EXERCISE BRIEF: From the entries that follow, list every line in which the string "közötti" appears.

DATA SHOWN:
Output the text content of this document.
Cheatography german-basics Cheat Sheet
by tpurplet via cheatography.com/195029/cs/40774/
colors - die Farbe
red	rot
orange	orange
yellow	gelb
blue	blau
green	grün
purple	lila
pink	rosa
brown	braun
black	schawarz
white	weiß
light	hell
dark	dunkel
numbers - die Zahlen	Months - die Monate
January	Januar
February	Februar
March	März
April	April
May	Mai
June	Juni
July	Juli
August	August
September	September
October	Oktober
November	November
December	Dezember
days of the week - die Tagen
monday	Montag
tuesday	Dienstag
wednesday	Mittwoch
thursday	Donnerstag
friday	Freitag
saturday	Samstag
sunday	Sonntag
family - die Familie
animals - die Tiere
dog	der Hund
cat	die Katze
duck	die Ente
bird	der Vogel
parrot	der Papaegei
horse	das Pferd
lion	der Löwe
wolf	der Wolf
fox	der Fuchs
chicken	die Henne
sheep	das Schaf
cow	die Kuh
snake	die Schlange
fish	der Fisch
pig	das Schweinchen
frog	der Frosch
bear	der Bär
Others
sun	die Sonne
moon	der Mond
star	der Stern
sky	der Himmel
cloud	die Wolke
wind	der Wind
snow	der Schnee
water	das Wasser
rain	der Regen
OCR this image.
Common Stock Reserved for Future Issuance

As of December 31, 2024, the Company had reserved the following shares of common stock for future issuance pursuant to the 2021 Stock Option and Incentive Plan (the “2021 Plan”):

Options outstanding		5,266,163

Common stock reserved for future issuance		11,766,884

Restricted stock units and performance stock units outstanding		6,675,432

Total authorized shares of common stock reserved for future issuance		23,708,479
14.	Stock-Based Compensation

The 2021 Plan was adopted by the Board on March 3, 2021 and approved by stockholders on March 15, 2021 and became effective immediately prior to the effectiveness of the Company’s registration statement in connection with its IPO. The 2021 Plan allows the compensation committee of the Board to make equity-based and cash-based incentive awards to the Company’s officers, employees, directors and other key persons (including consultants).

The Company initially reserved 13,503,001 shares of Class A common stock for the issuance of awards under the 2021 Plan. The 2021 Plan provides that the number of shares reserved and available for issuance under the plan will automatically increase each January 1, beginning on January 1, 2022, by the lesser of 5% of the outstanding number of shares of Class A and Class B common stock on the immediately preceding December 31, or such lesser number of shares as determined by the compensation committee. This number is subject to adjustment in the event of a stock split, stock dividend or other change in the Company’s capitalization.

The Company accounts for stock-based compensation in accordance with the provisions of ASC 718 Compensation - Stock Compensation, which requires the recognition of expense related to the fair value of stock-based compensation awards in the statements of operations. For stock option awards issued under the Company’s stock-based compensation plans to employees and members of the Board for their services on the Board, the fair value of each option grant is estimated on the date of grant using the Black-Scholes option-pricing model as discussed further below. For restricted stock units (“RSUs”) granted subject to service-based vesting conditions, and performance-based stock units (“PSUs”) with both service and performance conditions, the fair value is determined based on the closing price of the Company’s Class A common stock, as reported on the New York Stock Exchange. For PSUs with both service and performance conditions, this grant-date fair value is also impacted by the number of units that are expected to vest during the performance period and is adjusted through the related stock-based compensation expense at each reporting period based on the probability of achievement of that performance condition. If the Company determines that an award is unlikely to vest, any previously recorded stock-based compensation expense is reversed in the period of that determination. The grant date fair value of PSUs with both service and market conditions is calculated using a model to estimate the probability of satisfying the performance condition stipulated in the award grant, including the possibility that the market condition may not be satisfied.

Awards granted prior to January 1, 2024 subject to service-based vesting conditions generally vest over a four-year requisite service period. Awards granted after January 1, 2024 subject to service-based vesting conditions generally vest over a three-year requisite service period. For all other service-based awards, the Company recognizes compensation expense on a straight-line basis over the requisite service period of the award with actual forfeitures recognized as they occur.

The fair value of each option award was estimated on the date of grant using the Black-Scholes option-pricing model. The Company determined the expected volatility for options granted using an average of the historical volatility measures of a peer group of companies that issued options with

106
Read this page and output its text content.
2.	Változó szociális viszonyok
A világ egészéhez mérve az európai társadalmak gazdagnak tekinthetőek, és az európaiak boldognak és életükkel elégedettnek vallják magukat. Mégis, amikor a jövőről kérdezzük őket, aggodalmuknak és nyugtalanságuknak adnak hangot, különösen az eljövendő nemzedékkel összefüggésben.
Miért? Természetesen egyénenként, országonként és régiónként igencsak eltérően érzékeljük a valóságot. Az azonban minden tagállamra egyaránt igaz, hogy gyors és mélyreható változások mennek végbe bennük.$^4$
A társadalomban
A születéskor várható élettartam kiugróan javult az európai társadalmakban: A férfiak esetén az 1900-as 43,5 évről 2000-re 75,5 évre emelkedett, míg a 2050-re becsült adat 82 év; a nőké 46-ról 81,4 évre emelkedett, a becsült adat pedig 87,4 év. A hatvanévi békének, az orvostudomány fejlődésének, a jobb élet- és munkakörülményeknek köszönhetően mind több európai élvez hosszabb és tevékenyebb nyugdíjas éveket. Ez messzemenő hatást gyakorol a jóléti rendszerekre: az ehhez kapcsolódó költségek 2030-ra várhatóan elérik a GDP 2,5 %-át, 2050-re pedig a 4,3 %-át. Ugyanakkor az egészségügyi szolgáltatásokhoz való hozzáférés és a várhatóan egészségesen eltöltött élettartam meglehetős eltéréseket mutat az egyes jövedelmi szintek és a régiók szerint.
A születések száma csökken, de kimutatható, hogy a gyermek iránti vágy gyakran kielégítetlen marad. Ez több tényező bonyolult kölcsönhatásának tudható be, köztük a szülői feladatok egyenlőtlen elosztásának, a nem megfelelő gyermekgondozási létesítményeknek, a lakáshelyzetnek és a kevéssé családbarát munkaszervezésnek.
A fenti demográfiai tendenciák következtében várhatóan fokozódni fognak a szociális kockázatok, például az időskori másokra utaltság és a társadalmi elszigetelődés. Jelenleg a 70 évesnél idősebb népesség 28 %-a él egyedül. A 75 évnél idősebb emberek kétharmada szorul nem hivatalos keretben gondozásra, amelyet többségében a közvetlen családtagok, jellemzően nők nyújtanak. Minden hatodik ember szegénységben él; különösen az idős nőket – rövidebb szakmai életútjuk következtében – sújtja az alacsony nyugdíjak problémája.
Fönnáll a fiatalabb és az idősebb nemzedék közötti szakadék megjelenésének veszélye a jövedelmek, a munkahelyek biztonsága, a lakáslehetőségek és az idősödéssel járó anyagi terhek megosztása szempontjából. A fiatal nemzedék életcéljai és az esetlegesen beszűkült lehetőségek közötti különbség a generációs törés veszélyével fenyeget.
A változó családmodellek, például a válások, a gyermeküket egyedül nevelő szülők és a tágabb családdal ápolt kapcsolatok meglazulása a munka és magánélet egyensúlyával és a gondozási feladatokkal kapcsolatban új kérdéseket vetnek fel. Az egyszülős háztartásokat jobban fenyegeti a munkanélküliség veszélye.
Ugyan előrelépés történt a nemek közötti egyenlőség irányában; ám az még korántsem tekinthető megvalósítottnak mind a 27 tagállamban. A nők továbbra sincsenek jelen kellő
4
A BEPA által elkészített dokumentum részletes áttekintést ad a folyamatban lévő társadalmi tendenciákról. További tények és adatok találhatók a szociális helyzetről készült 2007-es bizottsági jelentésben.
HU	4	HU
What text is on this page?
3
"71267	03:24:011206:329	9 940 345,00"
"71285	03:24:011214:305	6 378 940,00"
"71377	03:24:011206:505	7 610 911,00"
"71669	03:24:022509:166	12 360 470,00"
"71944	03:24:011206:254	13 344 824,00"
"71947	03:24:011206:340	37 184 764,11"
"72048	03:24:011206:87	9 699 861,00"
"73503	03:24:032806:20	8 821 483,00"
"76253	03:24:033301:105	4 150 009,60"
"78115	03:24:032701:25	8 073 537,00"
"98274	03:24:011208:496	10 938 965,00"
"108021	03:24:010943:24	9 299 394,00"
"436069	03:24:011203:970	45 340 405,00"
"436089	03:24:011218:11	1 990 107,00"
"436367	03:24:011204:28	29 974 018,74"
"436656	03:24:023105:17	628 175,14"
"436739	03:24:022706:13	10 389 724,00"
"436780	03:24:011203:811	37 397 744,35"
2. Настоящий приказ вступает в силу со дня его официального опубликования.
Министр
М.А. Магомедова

COMPLETE RESPONSE:
Fönnáll a fiatalabb és az idősebb nemzedék közötti szakadék megjelenésének veszélye a jövedelmek, a munkahelyek biztonsága, a lakáslehetőségek és az idősödéssel járó anyagi terhek megosztása szempontjából. A fiatal nemzedék életcéljai és az esetlegesen beszűkült lehetőségek közötti különbség a generációs törés veszélyével fenyeget.
Ugyan előrelépés történt a nemek közötti egyenlőség irányában; ám az még korántsem tekinthető megvalósítottnak mind a 27 tagállamban. A nők továbbra sincsenek jelen kellő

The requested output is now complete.